## WHAT NEEDS TO BE DONE
Repeat the lines that follow, leaving nothing out.

## INPUT RECORDS
☆ ☆ ☆ ☆ ☆ ☆ ☆
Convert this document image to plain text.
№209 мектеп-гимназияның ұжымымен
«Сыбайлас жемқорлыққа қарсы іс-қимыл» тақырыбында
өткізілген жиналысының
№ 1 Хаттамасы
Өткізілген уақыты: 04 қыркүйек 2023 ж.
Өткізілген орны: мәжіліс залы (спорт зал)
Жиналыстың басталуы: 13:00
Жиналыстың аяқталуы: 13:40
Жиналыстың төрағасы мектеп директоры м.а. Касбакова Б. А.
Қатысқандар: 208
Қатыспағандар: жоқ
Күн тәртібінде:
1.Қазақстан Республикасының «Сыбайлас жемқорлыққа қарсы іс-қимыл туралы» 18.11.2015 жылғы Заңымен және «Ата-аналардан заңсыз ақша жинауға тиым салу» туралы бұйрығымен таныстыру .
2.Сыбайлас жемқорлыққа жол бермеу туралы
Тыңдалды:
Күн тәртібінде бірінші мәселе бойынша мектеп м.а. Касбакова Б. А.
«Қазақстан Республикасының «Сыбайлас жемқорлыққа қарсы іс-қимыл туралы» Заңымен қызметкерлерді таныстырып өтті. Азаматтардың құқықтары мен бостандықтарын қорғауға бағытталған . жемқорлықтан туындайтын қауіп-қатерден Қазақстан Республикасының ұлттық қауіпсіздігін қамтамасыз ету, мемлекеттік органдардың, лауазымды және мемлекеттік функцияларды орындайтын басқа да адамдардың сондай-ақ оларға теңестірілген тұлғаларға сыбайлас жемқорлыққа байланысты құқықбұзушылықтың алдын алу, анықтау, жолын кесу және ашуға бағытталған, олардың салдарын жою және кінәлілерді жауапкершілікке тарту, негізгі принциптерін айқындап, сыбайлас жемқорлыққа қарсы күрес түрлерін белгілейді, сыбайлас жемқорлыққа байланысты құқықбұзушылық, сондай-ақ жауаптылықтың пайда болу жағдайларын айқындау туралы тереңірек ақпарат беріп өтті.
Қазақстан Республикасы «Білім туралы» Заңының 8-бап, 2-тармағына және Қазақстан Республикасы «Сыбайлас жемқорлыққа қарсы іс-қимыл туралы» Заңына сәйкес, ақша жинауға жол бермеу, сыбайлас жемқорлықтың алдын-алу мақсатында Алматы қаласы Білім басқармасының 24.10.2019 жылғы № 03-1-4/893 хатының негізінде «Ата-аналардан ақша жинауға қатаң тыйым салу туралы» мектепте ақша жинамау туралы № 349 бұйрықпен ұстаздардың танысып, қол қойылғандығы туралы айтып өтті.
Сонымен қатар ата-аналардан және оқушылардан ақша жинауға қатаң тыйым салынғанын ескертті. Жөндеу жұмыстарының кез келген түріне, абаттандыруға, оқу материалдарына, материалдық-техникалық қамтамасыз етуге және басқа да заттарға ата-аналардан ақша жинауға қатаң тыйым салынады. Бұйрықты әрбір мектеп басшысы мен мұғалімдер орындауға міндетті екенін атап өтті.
☆ ☆ ☆ ☆ ☆ ☆ ☆
## TASK RESULT
Convert this document image to plain text.
№209 мектеп-гимназияның ұжымымен
«Сыбайлас жемқорлыққа қарсы іс-қимыл» тақырыбында
өткізілген жиналысының
№ 1 Хаттамасы
Өткізілген уақыты: 04 қыркүйек 2023 ж.
Өткізілген орны: мәжіліс залы (спорт зал)
Жиналыстың басталуы: 13:00
Жиналыстың аяқталуы: 13:40
Жиналыстың төрағасы мектеп директоры м.а. Касбакова Б. А.
Қатысқандар: 208
Қатыспағандар: жоқ
Күн тәртібінде:
1.Қазақстан Республикасының «Сыбайлас жемқорлыққа қарсы іс-қимыл туралы» 18.11.2015 жылғы Заңымен және «Ата-аналардан заңсыз ақша жинауға тиым салу» туралы бұйрығымен таныстыру .
2.Сыбайлас жемқорлыққа жол бермеу туралы
Тыңдалды:
Күн тәртібінде бірінші мәселе бойынша мектеп м.а. Касбакова Б. А.
«Қазақстан Республикасының «Сыбайлас жемқорлыққа қарсы іс-қимыл туралы» Заңымен қызметкерлерді таныстырып өтті. Азаматтардың құқықтары мен бостандықтарын қорғауға бағытталған . жемқорлықтан туындайтын қауіп-қатерден Қазақстан Республикасының ұлттық қауіпсіздігін қамтамасыз ету, мемлекеттік органдардың, лауазымды және мемлекеттік функцияларды орындайтын басқа да адамдардың сондай-ақ оларға теңестірілген тұлғаларға сыбайлас жемқорлыққа байланысты құқықбұзушылықтың алдын алу, анықтау, жолын кесу және ашуға бағытталған, олардың салдарын жою және кінәлілерді жауапкершілікке тарту, негізгі принциптерін айқындап, сыбайлас жемқорлыққа қарсы күрес түрлерін белгілейді, сыбайлас жемқорлыққа байланысты құқықбұзушылық, сондай-ақ жауаптылықтың пайда болу жағдайларын айқындау туралы тереңірек ақпарат беріп өтті.
Қазақстан Республикасы «Білім туралы» Заңының 8-бап, 2-тармағына және Қазақстан Республикасы «Сыбайлас жемқорлыққа қарсы іс-қимыл туралы» Заңына сәйкес, ақша жинауға жол бермеу, сыбайлас жемқорлықтың алдын-алу мақсатында Алматы қаласы Білім басқармасының 24.10.2019 жылғы № 03-1-4/893 хатының негізінде «Ата-аналардан ақша жинауға қатаң тыйым салу туралы» мектепте ақша жинамау туралы № 349 бұйрықпен ұстаздардың танысып, қол қойылғандығы туралы айтып өтті.
Сонымен қатар ата-аналардан және оқушылардан ақша жинауға қатаң тыйым салынғанын ескертті. Жөндеу жұмыстарының кез келген түріне, абаттандыруға, оқу материалдарына, материалдық-техникалық қамтамасыз етуге және басқа да заттарға ата-аналардан ақша жинауға қатаң тыйым салынады. Бұйрықты әрбір мектеп басшысы мен мұғалімдер орындауға міндетті екенін атап өтті.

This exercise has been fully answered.